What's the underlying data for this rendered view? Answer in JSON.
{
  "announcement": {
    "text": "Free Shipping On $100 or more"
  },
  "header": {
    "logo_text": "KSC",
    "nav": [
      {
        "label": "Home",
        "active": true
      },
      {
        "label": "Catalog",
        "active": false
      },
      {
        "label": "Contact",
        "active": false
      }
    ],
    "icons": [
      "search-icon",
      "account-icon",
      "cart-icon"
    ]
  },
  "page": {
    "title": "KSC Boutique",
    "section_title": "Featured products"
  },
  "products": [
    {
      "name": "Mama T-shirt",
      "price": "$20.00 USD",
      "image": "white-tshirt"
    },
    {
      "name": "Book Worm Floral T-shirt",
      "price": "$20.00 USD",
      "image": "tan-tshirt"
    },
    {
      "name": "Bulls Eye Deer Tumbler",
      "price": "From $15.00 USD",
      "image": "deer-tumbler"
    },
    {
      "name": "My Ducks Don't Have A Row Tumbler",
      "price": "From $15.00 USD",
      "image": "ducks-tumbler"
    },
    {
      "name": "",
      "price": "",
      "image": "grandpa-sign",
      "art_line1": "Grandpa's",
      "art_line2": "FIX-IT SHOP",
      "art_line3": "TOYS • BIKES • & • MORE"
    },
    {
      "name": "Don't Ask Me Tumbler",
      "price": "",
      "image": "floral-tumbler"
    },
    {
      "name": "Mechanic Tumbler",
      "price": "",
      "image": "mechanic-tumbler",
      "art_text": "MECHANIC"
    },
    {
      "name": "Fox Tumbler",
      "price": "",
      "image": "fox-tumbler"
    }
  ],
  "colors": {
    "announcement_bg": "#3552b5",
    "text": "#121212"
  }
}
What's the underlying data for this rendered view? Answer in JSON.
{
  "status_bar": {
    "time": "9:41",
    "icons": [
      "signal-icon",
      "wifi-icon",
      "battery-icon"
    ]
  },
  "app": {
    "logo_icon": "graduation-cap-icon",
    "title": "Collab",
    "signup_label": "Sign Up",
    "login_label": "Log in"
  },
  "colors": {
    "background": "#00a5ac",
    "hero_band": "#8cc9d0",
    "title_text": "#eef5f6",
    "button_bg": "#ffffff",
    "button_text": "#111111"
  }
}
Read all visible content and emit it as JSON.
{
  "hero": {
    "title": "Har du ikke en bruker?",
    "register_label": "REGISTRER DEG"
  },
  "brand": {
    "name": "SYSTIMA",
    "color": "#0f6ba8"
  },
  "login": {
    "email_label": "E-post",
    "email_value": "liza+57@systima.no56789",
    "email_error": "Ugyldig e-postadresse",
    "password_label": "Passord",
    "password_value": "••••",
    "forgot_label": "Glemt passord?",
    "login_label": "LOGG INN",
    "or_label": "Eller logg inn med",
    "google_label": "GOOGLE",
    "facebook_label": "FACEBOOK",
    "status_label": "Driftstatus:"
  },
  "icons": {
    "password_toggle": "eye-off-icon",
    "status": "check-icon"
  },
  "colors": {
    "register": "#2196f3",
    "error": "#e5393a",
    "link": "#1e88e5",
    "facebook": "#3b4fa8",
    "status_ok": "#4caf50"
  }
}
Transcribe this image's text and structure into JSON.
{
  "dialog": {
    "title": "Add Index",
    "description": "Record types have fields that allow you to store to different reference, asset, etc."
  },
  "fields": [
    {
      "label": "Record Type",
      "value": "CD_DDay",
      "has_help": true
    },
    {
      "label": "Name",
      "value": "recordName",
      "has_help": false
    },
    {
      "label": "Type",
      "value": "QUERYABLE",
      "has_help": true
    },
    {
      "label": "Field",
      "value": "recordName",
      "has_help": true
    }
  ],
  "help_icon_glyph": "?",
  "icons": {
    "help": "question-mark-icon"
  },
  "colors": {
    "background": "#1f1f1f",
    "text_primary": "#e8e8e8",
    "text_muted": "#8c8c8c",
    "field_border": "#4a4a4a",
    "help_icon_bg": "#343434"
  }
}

++++

### GOAL
Quote the whole listing above, leaving nothing out.

### OUTPUT FOR THIS TASK
What's the underlying data for this rendered view? Answer in JSON.
{
  "announcement": {
    "text": "Free Shipping On $100 or more"
  },
  "header": {
    "logo_text": "KSC",
    "nav": [
      {
        "label": "Home",
        "active": true
      },
      {
        "label": "Catalog",
        "active": false
      },
      {
        "label": "Contact",
        "active": false
      }
    ],
    "icons": [
      "search-icon",
      "account-icon",
      "cart-icon"
    ]
  },
  "page": {
    "title": "KSC Boutique",
    "section_title": "Featured products"
  },
  "products": [
    {
      "name": "Mama T-shirt",
      "price": "$20.00 USD",
      "image": "white-tshirt"
    },
    {
      "name": "Book Worm Floral T-shirt",
      "price": "$20.00 USD",
      "image": "tan-tshirt"
    },
    {
      "name": "Bulls Eye Deer Tumbler",
      "price": "From $15.00 USD",
      "image": "deer-tumbler"
    },
    {
      "name": "My Ducks Don't Have A Row Tumbler",
      "price": "From $15.00 USD",
      "image": "ducks-tumbler"
    },
    {
      "name": "",
      "price": "",
      "image": "grandpa-sign",
      "art_line1": "Grandpa's",
      "art_line2": "FIX-IT SHOP",
      "art_line3": "TOYS • BIKES • & • MORE"
    },
    {
      "name": "Don't Ask Me Tumbler",
      "price": "",
      "image": "floral-tumbler"
    },
    {
      "name": "Mechanic Tumbler",
      "price": "",
      "image": "mechanic-tumbler",
      "art_text": "MECHANIC"
    },
    {
      "name": "Fox Tumbler",
      "price": "",
      "image": "fox-tumbler"
    }
  ],
  "colors": {
    "announcement_bg": "#3552b5",
    "text": "#121212"
  }
}
What's the underlying data for this rendered view? Answer in JSON.
{
  "status_bar": {
    "time": "9:41",
    "icons": [
      "signal-icon",
      "wifi-icon",
      "battery-icon"
    ]
  },
  "app": {
    "logo_icon": "graduation-cap-icon",
    "title": "Collab",
    "signup_label": "Sign Up",
    "login_label": "Log in"
  },
  "colors": {
    "background": "#00a5ac",
    "hero_band": "#8cc9d0",
    "title_text": "#eef5f6",
    "button_bg": "#ffffff",
    "button_text": "#111111"
  }
}
Read all visible content and emit it as JSON.
{
  "hero": {
    "title": "Har du ikke en bruker?",
    "register_label": "REGISTRER DEG"
  },
  "brand": {
    "name": "SYSTIMA",
    "color": "#0f6ba8"
  },
  "login": {
    "email_label": "E-post",
    "email_value": "liza+57@systima.no56789",
    "email_error": "Ugyldig e-postadresse",
    "password_label": "Passord",
    "password_value": "••••",
    "forgot_label": "Glemt passord?",
    "login_label": "LOGG INN",
    "or_label": "Eller logg inn med",
    "google_label": "GOOGLE",
    "facebook_label": "FACEBOOK",
    "status_label": "Driftstatus:"
  },
  "icons": {
    "password_toggle": "eye-off-icon",
    "status": "check-icon"
  },
  "colors": {
    "register": "#2196f3",
    "error": "#e5393a",
    "link": "#1e88e5",
    "facebook": "#3b4fa8",
    "status_ok": "#4caf50"
  }
}
Transcribe this image's text and structure into JSON.
{
  "dialog": {
    "title": "Add Index",
    "description": "Record types have fields that allow you to store to different reference, asset, etc."
  },
  "fields": [
    {
      "label": "Record Type",
      "value": "CD_DDay",
      "has_help": true
    },
    {
      "label": "Name",
      "value": "recordName",
      "has_help": false
    },
    {
      "label": "Type",
      "value": "QUERYABLE",
      "has_help": true
    },
    {
      "label": "Field",
      "value": "recordName",
      "has_help": true
    }
  ],
  "help_icon_glyph": "?",
  "icons": {
    "help": "question-mark-icon"
  },
  "colors": {
    "background": "#1f1f1f",
    "text_primary": "#e8e8e8",
    "text_muted": "#8c8c8c",
    "field_border": "#4a4a4a",
    "help_icon_bg": "#343434"
  }
}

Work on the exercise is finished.